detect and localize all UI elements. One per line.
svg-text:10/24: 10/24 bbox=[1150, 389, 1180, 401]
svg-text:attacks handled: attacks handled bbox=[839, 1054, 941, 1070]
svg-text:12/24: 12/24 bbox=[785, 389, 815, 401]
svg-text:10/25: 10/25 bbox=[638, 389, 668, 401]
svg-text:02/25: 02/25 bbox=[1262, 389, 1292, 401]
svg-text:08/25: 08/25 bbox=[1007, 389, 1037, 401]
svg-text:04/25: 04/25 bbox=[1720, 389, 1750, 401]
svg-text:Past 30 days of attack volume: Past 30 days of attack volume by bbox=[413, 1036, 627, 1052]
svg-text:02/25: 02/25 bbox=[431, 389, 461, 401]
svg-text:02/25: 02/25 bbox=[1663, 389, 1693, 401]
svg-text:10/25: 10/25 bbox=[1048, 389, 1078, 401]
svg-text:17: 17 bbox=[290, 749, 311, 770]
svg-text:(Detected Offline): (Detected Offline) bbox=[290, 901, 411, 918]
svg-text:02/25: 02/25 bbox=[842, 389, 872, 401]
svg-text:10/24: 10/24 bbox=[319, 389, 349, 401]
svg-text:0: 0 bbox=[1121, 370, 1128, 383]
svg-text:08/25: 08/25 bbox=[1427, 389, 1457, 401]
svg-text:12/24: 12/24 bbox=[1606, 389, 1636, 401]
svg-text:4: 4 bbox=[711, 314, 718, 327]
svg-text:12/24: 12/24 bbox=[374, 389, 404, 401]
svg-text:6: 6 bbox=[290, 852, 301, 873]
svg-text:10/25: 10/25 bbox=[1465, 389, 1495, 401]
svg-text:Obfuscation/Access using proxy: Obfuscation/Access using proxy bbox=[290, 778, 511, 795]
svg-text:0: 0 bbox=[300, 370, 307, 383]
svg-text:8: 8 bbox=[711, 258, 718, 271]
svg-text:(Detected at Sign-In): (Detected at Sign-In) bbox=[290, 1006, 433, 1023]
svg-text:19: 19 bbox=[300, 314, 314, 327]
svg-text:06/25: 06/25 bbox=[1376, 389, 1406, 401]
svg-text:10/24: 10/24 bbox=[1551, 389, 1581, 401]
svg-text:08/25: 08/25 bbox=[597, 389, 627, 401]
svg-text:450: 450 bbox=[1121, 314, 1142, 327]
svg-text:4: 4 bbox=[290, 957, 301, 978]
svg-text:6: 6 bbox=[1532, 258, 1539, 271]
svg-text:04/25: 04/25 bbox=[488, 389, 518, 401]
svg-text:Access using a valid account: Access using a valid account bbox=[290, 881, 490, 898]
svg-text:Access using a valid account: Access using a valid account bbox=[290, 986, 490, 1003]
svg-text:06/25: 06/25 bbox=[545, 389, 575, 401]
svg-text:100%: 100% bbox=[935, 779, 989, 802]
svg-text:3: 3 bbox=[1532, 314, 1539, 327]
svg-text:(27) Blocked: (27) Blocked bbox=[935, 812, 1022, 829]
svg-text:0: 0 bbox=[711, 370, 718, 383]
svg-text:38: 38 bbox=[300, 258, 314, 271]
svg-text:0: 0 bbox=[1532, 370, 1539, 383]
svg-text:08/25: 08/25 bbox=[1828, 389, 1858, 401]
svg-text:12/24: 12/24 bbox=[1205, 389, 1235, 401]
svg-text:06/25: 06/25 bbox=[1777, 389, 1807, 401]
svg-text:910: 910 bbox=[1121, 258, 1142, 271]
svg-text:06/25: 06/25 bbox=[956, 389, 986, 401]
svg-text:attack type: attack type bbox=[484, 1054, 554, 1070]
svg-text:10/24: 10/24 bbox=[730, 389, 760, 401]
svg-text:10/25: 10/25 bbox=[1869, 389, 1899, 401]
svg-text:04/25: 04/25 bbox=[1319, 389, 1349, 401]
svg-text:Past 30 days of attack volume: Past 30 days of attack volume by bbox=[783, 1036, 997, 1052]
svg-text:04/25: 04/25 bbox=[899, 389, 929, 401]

.....

--- Request ---
Could you recast each line of the records above as a JSON list of strings, one string per line and with blank lines omitted?

--- Task response ---
[
  "detect and localize all UI elements. One per line.",
  "svg-text:10/24: 10/24 bbox=[1150, 389, 1180, 401]",
  "svg-text:attacks handled: attacks handled bbox=[839, 1054, 941, 1070]",
  "svg-text:12/24: 12/24 bbox=[785, 389, 815, 401]",
  "svg-text:10/25: 10/25 bbox=[638, 389, 668, 401]",
  "svg-text:02/25: 02/25 bbox=[1262, 389, 1292, 401]",
  "svg-text:08/25: 08/25 bbox=[1007, 389, 1037, 401]",
  "svg-text:04/25: 04/25 bbox=[1720, 389, 1750, 401]",
  "svg-text:Past 30 days of attack volume: Past 30 days of attack volume by bbox=[413, 1036, 627, 1052]",
  "svg-text:02/25: 02/25 bbox=[431, 389, 461, 401]",
  "svg-text:02/25: 02/25 bbox=[1663, 389, 1693, 401]",
  "svg-text:10/25: 10/25 bbox=[1048, 389, 1078, 401]",
  "svg-text:17: 17 bbox=[290, 749, 311, 770]",
  "svg-text:(Detected Offline): (Detected Offline) bbox=[290, 901, 411, 918]",
  "svg-text:02/25: 02/25 bbox=[842, 389, 872, 401]",
  "svg-text:10/24: 10/24 bbox=[319, 389, 349, 401]",
  "svg-text:0: 0 bbox=[1121, 370, 1128, 383]",
  "svg-text:08/25: 08/25 bbox=[1427, 389, 1457, 401]",
  "svg-text:12/24: 12/24 bbox=[1606, 389, 1636, 401]",
  "svg-text:4: 4 bbox=[711, 314, 718, 327]",
  "svg-text:12/24: 12/24 bbox=[374, 389, 404, 401]",
  "svg-text:6: 6 bbox=[290, 852, 301, 873]",
  "svg-text:10/25: 10/25 bbox=[1465, 389, 1495, 401]",
  "svg-text:Obfuscation/Access using proxy: Obfuscation/Access using proxy bbox=[290, 778, 511, 795]",
  "svg-text:0: 0 bbox=[300, 370, 307, 383]",
  "svg-text:8: 8 bbox=[711, 258, 718, 271]",
  "svg-text:(Detected at Sign-In): (Detected at Sign-In) bbox=[290, 1006, 433, 1023]",
  "svg-text:19: 19 bbox=[300, 314, 314, 327]",
  "svg-text:06/25: 06/25 bbox=[1376, 389, 1406, 401]",
  "svg-text:10/24: 10/24 bbox=[1551, 389, 1581, 401]",
  "svg-text:08/25: 08/25 bbox=[597, 389, 627, 401]",
  "svg-text:450: 450 bbox=[1121, 314, 1142, 327]",
  "svg-text:4: 4 bbox=[290, 957, 301, 978]",
  "svg-text:6: 6 bbox=[1532, 258, 1539, 271]",
  "svg-text:04/25: 04/25 bbox=[488, 389, 518, 401]",
  "svg-text:Access using a valid account: Access using a valid account bbox=[290, 881, 490, 898]",
  "svg-text:Access using a valid account: Access using a valid account bbox=[290, 986, 490, 1003]",
  "svg-text:06/25: 06/25 bbox=[545, 389, 575, 401]",
  "svg-text:100%: 100% bbox=[935, 779, 989, 802]",
  "svg-text:3: 3 bbox=[1532, 314, 1539, 327]",
  "svg-text:(27) Blocked: (27) Blocked bbox=[935, 812, 1022, 829]",
  "svg-text:0: 0 bbox=[711, 370, 718, 383]",
  "svg-text:38: 38 bbox=[300, 258, 314, 271]",
  "svg-text:0: 0 bbox=[1532, 370, 1539, 383]",
  "svg-text:08/25: 08/25 bbox=[1828, 389, 1858, 401]",
  "svg-text:12/24: 12/24 bbox=[1205, 389, 1235, 401]",
  "svg-text:06/25: 06/25 bbox=[1777, 389, 1807, 401]",
  "svg-text:910: 910 bbox=[1121, 258, 1142, 271]",
  "svg-text:06/25: 06/25 bbox=[956, 389, 986, 401]",
  "svg-text:attack type: attack type bbox=[484, 1054, 554, 1070]",
  "svg-text:10/24: 10/24 bbox=[730, 389, 760, 401]",
  "svg-text:10/25: 10/25 bbox=[1869, 389, 1899, 401]",
  "svg-text:04/25: 04/25 bbox=[1319, 389, 1349, 401]",
  "svg-text:Past 30 days of attack volume: Past 30 days of attack volume by bbox=[783, 1036, 997, 1052]",
  "svg-text:04/25: 04/25 bbox=[899, 389, 929, 401]"
]